* Start *

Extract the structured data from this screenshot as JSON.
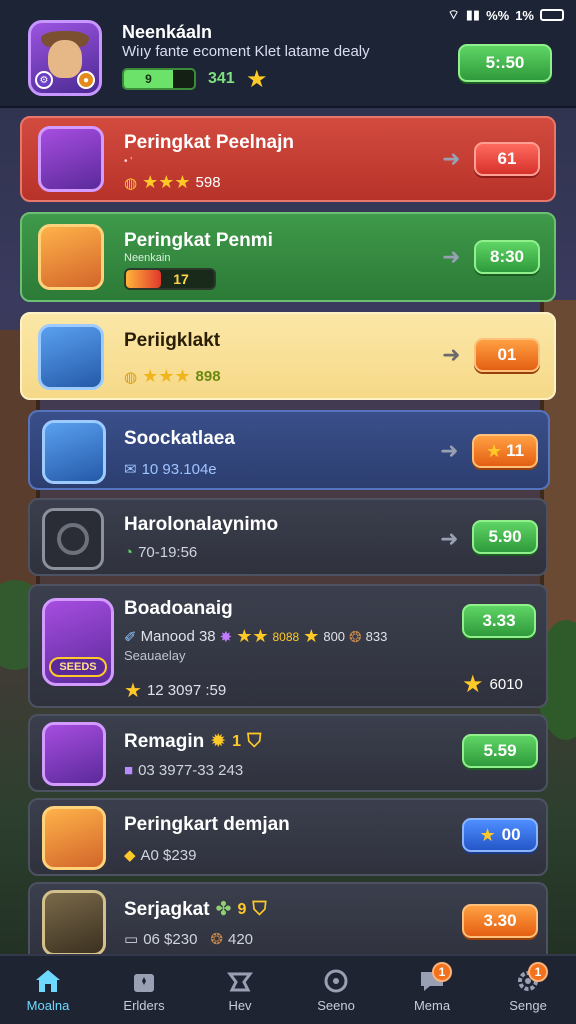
{
  "status": {
    "right_text": "%%",
    "battery_label": "1%"
  },
  "header": {
    "title": "Neenkáaln",
    "subtitle": "Wiıy fante ecoment Klet latame dealy",
    "xp_fill_label": "9",
    "xp_value": "341",
    "button": "5:.50"
  },
  "cards": [
    {
      "title": "Peringkat Peelnajn",
      "subline": "• '",
      "stat": "598",
      "button": "61"
    },
    {
      "title": "Peringkat Penmi",
      "subline": "Neenkain",
      "stat": "17",
      "button": "8:30"
    },
    {
      "title": "Periigklakt",
      "stat": "898",
      "button": "01"
    },
    {
      "title": "Soockatlaea",
      "stat": "10 93.104e",
      "button": "11"
    },
    {
      "title": "Harolonalaynimo",
      "stat": "70-19:56",
      "button": "5.90"
    },
    {
      "title": "Boadoanaig",
      "stat_a": "Manood 38",
      "stat_b": "8088",
      "stat_c": "800",
      "stat_d": "833",
      "subline": "Seauaelay",
      "stat2": "12 3097 :59",
      "button": "3.33",
      "reward": "6010",
      "icon_label": "SEEDS"
    },
    {
      "title": "Remagin",
      "title_badge": "1",
      "stat": "03 3977-33 243",
      "button": "5.59"
    },
    {
      "title": "Peringkart demjan",
      "stat": "A0 $239",
      "button": "00"
    },
    {
      "title": "Serjagkat",
      "title_badge": "9",
      "stat_a": "06 $230",
      "stat_b": "420",
      "button": "3.30"
    }
  ],
  "nav": [
    {
      "label": "Moalna",
      "active": true
    },
    {
      "label": "Erlders"
    },
    {
      "label": "Hev"
    },
    {
      "label": "Seeno"
    },
    {
      "label": "Mema",
      "badge": "1"
    },
    {
      "label": "Senge",
      "badge": "1"
    }
  ],
  "colors": {
    "accent": "#6dd9ff",
    "gold": "#ffc928",
    "green": "#5fd565"
  }
}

* End *

# Job
Retype each record exactly as it stands, but do not include the pictures.

# Solved problem
Extract the structured data from this screenshot as JSON.
{
  "status": {
    "right_text": "%%",
    "battery_label": "1%"
  },
  "header": {
    "title": "Neenkáaln",
    "subtitle": "Wiıy fante ecoment Klet latame dealy",
    "xp_fill_label": "9",
    "xp_value": "341",
    "button": "5:.50"
  },
  "cards": [
    {
      "title": "Peringkat Peelnajn",
      "subline": "• '",
      "stat": "598",
      "button": "61"
    },
    {
      "title": "Peringkat Penmi",
      "subline": "Neenkain",
      "stat": "17",
      "button": "8:30"
    },
    {
      "title": "Periigklakt",
      "stat": "898",
      "button": "01"
    },
    {
      "title": "Soockatlaea",
      "stat": "10 93.104e",
      "button": "11"
    },
    {
      "title": "Harolonalaynimo",
      "stat": "70-19:56",
      "button": "5.90"
    },
    {
      "title": "Boadoanaig",
      "stat_a": "Manood 38",
      "stat_b": "8088",
      "stat_c": "800",
      "stat_d": "833",
      "subline": "Seauaelay",
      "stat2": "12 3097 :59",
      "button": "3.33",
      "reward": "6010",
      "icon_label": "SEEDS"
    },
    {
      "title": "Remagin",
      "title_badge": "1",
      "stat": "03 3977-33 243",
      "button": "5.59"
    },
    {
      "title": "Peringkart demjan",
      "stat": "A0 $239",
      "button": "00"
    },
    {
      "title": "Serjagkat",
      "title_badge": "9",
      "stat_a": "06 $230",
      "stat_b": "420",
      "button": "3.30"
    }
  ],
  "nav": [
    {
      "label": "Moalna",
      "active": true
    },
    {
      "label": "Erlders"
    },
    {
      "label": "Hev"
    },
    {
      "label": "Seeno"
    },
    {
      "label": "Mema",
      "badge": "1"
    },
    {
      "label": "Senge",
      "badge": "1"
    }
  ],
  "colors": {
    "accent": "#6dd9ff",
    "gold": "#ffc928",
    "green": "#5fd565"
  }
}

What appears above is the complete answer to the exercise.